WHAT THIS TASK INVOLVES
Each line that holds the word "label" should be returned.

A run of records:
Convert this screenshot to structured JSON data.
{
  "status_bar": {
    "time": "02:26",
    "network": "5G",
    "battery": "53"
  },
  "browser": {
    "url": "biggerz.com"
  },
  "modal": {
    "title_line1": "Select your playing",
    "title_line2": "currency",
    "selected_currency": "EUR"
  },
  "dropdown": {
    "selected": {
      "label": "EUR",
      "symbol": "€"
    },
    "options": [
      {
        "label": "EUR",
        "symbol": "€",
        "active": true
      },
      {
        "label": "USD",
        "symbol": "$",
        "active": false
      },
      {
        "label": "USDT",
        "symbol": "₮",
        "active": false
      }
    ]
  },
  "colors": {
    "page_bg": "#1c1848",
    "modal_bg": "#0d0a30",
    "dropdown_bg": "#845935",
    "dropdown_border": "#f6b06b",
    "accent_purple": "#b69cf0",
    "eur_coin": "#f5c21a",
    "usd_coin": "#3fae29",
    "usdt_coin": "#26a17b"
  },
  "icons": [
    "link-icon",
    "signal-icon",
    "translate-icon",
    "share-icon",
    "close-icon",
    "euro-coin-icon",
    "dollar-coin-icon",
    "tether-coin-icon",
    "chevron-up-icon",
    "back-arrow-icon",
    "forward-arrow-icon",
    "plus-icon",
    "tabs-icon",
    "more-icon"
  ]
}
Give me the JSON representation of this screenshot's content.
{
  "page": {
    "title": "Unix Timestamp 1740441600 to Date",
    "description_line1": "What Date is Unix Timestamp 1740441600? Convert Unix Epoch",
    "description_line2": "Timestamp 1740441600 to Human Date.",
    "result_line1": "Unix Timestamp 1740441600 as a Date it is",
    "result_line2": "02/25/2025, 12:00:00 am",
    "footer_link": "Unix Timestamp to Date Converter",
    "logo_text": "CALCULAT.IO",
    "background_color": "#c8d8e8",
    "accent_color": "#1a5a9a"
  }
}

RESULT FOR THIS TASK
      "label": "EUR",
        "label": "EUR",
        "label": "USD",
        "label": "USDT",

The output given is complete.